Records from a data collection:
□ □ □ □ □ □ □

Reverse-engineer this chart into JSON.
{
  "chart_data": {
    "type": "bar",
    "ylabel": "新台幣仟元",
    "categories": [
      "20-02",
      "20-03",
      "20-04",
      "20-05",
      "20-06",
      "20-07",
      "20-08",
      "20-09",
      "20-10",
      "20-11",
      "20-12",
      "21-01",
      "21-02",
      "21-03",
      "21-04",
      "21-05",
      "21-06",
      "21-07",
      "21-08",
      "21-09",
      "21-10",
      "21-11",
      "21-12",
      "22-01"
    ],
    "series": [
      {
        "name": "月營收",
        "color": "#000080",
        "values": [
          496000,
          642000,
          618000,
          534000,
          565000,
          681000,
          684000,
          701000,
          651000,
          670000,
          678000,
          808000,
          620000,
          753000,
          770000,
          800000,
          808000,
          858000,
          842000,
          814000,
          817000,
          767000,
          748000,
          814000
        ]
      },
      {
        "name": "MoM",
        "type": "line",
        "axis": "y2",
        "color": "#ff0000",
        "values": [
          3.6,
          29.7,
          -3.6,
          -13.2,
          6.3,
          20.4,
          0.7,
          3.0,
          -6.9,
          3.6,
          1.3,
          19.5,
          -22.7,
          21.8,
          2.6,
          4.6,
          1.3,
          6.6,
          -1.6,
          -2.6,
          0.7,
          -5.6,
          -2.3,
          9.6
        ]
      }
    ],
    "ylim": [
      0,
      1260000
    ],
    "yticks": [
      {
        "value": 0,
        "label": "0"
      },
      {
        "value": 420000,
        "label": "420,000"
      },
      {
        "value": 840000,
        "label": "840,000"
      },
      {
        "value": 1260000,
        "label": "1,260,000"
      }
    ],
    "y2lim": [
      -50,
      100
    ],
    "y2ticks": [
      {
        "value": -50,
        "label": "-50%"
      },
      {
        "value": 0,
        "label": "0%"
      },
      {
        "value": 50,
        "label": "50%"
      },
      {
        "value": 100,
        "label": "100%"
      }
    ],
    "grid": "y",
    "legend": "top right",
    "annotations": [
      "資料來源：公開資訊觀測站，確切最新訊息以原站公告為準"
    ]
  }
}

□ □ □ □ □ □ □

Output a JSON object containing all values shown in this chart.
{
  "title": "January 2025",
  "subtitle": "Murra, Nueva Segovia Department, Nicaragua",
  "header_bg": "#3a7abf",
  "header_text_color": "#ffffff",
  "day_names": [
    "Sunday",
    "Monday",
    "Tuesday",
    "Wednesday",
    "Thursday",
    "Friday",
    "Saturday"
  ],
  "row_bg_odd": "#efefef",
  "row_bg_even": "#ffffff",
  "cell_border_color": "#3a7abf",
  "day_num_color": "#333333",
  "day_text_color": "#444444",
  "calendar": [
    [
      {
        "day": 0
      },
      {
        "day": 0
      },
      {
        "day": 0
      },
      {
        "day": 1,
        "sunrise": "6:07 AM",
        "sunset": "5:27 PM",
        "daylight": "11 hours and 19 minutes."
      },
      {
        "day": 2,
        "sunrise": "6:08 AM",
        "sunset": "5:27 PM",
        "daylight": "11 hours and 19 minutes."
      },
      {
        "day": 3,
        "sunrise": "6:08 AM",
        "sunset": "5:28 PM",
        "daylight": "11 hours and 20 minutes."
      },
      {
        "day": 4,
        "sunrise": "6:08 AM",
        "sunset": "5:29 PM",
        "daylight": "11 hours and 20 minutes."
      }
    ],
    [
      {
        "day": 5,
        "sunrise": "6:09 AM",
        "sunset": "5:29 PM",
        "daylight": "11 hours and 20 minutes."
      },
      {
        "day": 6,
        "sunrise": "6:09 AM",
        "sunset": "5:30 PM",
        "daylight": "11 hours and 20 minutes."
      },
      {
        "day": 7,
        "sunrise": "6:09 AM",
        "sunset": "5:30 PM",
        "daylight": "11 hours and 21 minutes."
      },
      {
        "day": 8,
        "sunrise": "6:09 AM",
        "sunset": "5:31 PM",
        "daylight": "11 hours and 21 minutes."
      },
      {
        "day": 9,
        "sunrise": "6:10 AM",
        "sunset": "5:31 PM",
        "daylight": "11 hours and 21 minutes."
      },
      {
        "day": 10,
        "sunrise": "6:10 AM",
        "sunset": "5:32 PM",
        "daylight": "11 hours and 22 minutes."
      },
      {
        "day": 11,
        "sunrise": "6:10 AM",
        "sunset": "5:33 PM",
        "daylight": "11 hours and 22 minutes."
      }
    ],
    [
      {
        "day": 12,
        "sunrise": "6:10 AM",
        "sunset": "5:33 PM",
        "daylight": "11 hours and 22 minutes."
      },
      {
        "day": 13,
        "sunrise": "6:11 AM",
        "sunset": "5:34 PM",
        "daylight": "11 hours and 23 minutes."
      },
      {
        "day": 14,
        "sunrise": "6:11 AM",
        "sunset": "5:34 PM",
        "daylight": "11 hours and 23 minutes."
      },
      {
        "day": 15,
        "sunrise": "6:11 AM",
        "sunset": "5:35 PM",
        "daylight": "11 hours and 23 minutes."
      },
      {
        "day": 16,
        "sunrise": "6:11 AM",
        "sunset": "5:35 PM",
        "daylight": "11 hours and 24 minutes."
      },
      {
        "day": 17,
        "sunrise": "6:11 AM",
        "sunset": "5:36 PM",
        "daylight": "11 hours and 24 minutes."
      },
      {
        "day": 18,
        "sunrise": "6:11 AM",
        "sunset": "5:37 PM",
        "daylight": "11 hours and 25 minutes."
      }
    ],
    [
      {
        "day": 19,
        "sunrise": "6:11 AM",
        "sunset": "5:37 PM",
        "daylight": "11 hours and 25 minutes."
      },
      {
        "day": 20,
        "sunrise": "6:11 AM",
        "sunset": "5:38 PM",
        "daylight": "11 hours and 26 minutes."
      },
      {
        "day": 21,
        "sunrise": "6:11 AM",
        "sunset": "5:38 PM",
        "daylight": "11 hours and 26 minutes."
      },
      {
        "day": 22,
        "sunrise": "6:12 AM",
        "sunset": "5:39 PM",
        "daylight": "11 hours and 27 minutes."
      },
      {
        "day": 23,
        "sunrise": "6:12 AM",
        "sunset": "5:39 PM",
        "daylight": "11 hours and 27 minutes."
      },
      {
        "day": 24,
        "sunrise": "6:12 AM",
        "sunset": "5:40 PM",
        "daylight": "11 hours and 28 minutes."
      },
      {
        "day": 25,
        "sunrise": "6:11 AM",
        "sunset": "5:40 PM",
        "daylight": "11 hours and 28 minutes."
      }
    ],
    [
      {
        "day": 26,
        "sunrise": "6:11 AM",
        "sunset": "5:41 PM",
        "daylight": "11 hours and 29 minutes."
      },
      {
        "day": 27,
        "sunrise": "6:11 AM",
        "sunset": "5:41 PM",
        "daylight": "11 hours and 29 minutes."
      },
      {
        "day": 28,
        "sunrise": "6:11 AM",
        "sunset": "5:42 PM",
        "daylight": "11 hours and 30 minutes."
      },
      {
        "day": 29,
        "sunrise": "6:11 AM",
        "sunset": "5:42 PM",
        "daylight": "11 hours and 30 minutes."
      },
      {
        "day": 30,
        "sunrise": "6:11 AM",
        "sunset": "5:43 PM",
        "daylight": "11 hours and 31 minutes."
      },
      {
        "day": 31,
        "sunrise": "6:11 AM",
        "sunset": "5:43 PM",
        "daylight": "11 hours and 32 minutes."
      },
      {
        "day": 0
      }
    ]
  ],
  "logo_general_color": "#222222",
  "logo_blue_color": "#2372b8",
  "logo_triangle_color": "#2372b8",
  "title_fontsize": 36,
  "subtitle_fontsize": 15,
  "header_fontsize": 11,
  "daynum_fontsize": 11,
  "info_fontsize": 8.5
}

□ □ □ □ □ □ □

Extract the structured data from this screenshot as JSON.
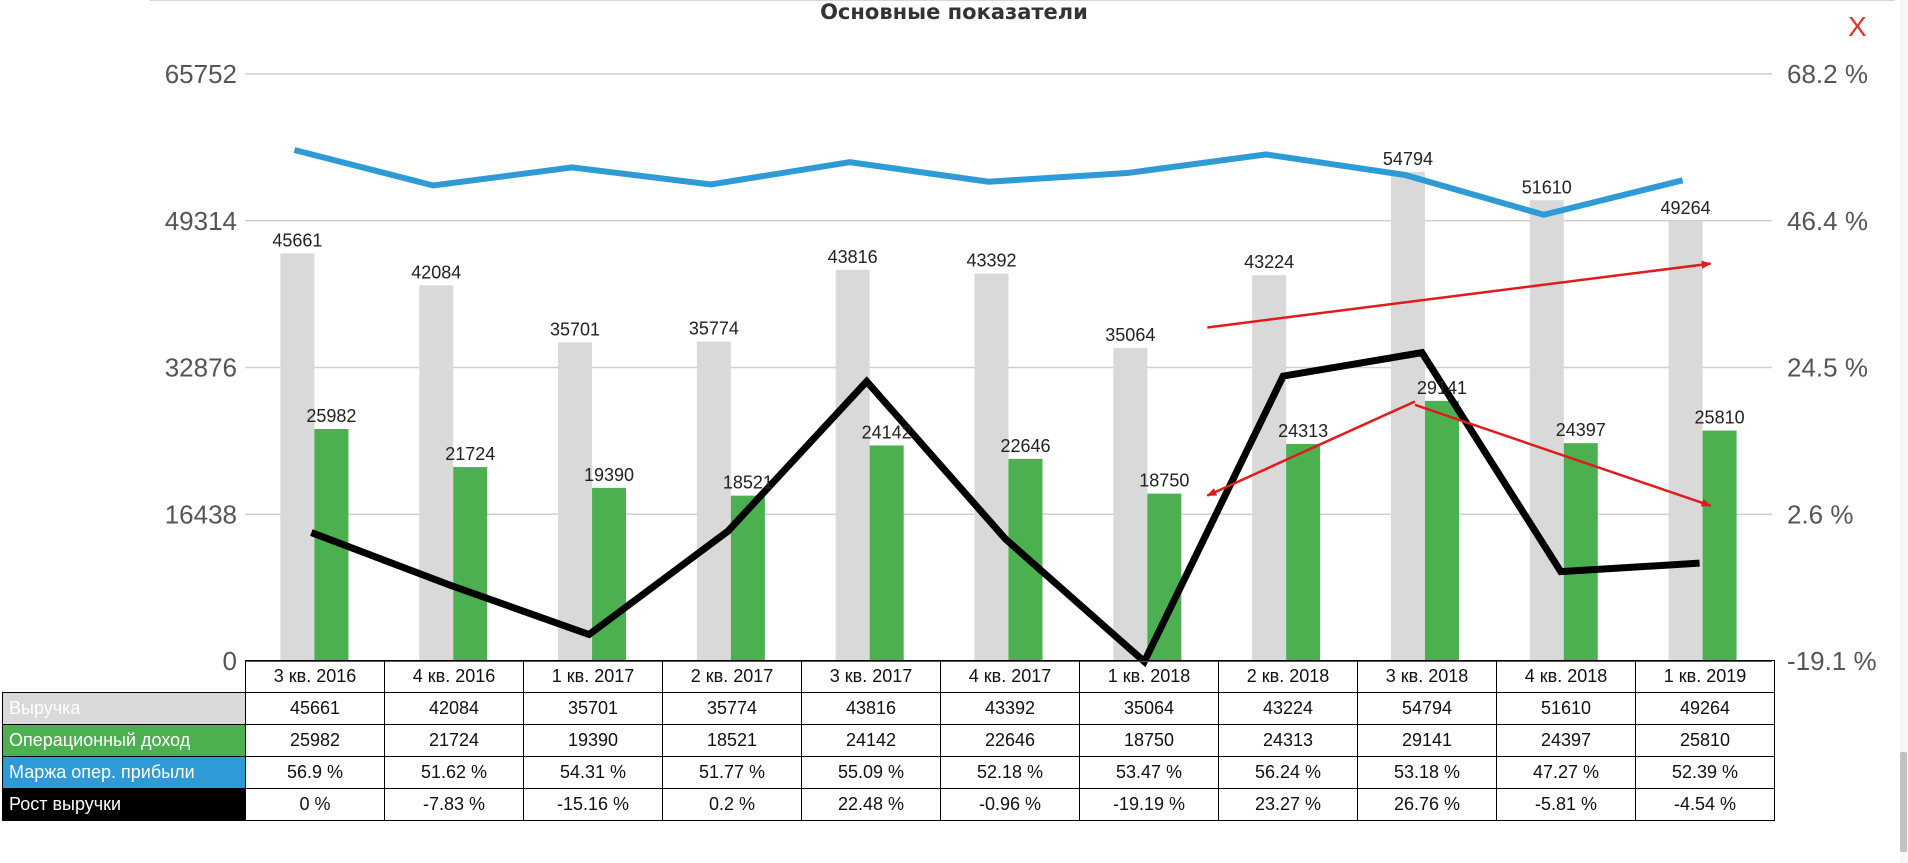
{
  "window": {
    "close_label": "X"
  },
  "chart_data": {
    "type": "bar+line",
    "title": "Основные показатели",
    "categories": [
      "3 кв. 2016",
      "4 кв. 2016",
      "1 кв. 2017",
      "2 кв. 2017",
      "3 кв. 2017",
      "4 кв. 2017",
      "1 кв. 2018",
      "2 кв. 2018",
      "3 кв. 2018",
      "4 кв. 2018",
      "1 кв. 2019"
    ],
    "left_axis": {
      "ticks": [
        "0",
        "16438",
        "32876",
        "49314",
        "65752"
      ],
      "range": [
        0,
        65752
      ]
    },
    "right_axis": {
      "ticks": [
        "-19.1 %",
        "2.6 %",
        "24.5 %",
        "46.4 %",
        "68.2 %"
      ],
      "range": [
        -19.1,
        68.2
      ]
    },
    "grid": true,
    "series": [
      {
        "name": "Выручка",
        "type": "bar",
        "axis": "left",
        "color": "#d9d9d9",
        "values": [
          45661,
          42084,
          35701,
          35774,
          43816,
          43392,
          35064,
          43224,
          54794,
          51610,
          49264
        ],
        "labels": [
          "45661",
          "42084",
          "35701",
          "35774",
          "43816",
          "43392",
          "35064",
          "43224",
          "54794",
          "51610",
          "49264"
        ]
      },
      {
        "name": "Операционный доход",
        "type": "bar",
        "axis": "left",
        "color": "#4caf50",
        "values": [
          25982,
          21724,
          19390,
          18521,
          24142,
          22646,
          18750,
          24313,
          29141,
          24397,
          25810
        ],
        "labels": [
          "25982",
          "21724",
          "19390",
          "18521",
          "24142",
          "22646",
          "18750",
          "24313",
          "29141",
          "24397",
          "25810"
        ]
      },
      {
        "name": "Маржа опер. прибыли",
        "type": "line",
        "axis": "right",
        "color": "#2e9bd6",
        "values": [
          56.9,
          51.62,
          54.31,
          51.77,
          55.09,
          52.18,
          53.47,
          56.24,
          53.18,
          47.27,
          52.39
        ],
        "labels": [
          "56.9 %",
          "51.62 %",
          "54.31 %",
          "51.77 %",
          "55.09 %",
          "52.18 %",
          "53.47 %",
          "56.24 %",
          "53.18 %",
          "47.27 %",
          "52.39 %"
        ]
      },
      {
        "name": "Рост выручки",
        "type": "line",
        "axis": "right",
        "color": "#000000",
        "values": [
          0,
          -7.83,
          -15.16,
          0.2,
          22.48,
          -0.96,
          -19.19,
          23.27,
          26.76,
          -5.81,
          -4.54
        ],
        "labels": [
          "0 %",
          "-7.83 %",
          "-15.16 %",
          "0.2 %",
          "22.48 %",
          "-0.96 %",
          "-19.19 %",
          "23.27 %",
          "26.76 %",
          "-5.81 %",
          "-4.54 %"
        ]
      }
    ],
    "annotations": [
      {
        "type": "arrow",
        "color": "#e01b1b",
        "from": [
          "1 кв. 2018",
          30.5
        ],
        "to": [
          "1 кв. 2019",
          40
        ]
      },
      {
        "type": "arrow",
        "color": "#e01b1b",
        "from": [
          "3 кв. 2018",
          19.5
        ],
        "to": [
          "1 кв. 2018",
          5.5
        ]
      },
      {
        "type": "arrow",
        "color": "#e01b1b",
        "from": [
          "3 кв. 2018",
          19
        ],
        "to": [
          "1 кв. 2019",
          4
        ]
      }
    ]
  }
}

□ □ □ □ □ □ □

### YOUR GOAL
Check all the records above and select each line where the string "ffffff" is found.

### FULL RESPONSE
  "header_text_color": "#ffffff",
  "row_bg_even": "#ffffff",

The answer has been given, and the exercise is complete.